• What the task asks:
Gather all lines with "color" from the records.

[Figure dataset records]
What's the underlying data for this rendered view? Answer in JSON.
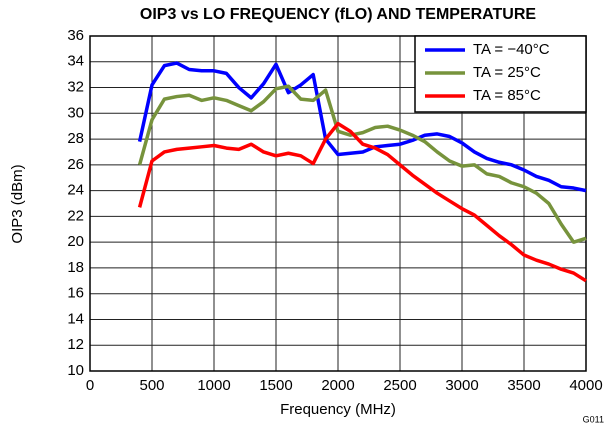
{
  "chart_data": {
    "type": "line",
    "title": "OIP3 vs LO FREQUENCY (fLO) AND TEMPERATURE",
    "xlabel": "Frequency (MHz)",
    "ylabel": "OIP3 (dBm)",
    "note": "G011",
    "x": [
      400,
      500,
      600,
      700,
      800,
      900,
      1000,
      1100,
      1200,
      1300,
      1400,
      1500,
      1600,
      1700,
      1800,
      1900,
      2000,
      2100,
      2200,
      2300,
      2400,
      2500,
      2600,
      2700,
      2800,
      2900,
      3000,
      3100,
      3200,
      3300,
      3400,
      3500,
      3600,
      3700,
      3800,
      3900,
      4000
    ],
    "series": [
      {
        "name": "TA = −40°C",
        "color": "#0000ff",
        "values": [
          27.8,
          32.2,
          33.7,
          33.9,
          33.4,
          33.3,
          33.3,
          33.1,
          32.0,
          31.2,
          32.3,
          33.8,
          31.6,
          32.2,
          33.0,
          28.0,
          26.8,
          26.9,
          27.0,
          27.4,
          27.5,
          27.6,
          27.9,
          28.3,
          28.4,
          28.2,
          27.7,
          27.0,
          26.5,
          26.2,
          26.0,
          25.6,
          25.1,
          24.8,
          24.3,
          24.2,
          24.0
        ]
      },
      {
        "name": "TA = 25°C",
        "color": "#77933c",
        "values": [
          26.0,
          29.5,
          31.1,
          31.3,
          31.4,
          31.0,
          31.2,
          31.0,
          30.6,
          30.2,
          30.9,
          31.9,
          32.1,
          31.1,
          31.0,
          31.8,
          28.6,
          28.3,
          28.5,
          28.9,
          29.0,
          28.7,
          28.3,
          27.8,
          27.0,
          26.3,
          25.9,
          26.0,
          25.3,
          25.1,
          24.6,
          24.3,
          23.8,
          23.0,
          21.4,
          20.0,
          20.3
        ]
      },
      {
        "name": "TA = 85°C",
        "color": "#ff0000",
        "values": [
          22.7,
          26.3,
          27.0,
          27.2,
          27.3,
          27.4,
          27.5,
          27.3,
          27.2,
          27.6,
          27.0,
          26.7,
          26.9,
          26.7,
          26.1,
          28.0,
          29.2,
          28.6,
          27.6,
          27.3,
          26.8,
          26.0,
          25.2,
          24.5,
          23.8,
          23.2,
          22.6,
          22.1,
          21.3,
          20.5,
          19.8,
          19.0,
          18.6,
          18.3,
          17.9,
          17.6,
          17.0
        ]
      }
    ],
    "xlim": [
      0,
      4000
    ],
    "xticks": [
      0,
      500,
      1000,
      1500,
      2000,
      2500,
      3000,
      3500,
      4000
    ],
    "ylim": [
      10,
      36
    ],
    "yticks": [
      10,
      12,
      14,
      16,
      18,
      20,
      22,
      24,
      26,
      28,
      30,
      32,
      34,
      36
    ],
    "grid": true,
    "legend": "upper right"
  }
}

• Solution to the exercise:
        "color": "#0000ff",
        "color": "#77933c",
        "color": "#ff0000",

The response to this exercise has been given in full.